▸ **What is required**:
Find the number of lines below in which the word "title" appears, and write that number only.

▸ **Dataset content**:
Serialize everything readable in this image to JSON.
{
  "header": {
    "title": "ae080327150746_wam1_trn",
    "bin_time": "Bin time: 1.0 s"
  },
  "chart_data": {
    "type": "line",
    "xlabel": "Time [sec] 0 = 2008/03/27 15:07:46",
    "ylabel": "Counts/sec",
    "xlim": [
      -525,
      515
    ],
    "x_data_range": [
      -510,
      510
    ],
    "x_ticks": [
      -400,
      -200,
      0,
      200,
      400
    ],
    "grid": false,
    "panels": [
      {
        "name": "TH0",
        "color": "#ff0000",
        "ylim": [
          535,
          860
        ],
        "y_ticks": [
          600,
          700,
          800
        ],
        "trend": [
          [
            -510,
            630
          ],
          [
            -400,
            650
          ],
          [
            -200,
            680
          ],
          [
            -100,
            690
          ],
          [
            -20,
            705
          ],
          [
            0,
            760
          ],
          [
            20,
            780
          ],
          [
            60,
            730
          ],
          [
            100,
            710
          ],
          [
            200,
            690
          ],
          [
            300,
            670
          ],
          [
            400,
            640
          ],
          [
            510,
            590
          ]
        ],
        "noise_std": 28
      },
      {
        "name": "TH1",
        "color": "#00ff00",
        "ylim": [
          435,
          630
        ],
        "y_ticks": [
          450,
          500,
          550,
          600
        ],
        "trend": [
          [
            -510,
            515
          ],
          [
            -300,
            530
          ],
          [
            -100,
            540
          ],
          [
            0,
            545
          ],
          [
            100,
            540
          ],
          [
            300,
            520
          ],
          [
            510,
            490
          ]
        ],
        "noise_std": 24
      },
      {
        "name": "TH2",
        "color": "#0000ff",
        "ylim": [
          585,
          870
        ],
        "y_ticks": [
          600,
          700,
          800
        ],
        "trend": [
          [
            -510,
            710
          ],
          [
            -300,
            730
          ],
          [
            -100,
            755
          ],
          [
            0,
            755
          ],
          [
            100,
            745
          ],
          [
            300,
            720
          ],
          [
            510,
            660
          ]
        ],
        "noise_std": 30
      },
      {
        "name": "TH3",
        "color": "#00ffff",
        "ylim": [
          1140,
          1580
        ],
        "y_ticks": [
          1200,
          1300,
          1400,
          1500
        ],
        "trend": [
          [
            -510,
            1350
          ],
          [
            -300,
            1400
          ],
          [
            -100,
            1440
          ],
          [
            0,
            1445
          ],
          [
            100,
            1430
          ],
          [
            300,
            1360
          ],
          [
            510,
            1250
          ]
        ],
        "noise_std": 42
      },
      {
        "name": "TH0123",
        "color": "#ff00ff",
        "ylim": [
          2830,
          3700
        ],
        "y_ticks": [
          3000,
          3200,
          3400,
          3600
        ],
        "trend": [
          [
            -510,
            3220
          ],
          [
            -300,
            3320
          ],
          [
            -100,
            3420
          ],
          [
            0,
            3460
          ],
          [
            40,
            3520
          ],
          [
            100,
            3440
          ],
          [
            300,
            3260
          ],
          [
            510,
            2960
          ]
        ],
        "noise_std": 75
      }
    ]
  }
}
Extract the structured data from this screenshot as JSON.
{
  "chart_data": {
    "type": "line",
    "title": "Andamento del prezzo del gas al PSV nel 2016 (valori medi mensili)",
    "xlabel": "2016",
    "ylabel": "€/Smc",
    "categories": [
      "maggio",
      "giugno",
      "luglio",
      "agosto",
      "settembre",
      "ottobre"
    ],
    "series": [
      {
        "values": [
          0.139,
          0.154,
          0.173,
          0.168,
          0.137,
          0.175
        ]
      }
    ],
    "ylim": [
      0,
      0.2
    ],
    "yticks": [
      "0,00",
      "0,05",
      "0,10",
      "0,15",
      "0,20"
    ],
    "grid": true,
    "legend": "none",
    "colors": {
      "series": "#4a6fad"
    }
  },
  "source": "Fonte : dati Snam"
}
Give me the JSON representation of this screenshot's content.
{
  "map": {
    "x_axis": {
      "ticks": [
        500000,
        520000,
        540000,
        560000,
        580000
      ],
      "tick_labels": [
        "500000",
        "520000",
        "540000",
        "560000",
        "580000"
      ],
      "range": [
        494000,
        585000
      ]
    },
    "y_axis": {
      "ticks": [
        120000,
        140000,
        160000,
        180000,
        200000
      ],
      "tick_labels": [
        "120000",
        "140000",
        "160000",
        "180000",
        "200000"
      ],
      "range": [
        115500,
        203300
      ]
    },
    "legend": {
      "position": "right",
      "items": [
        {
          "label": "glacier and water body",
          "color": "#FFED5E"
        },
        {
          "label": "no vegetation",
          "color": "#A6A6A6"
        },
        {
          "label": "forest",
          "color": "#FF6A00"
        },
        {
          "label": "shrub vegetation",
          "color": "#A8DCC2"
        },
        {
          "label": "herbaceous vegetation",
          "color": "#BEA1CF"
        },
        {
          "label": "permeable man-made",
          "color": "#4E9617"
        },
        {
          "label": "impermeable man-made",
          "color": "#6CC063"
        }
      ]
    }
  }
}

▸ **Reply to the task**:
2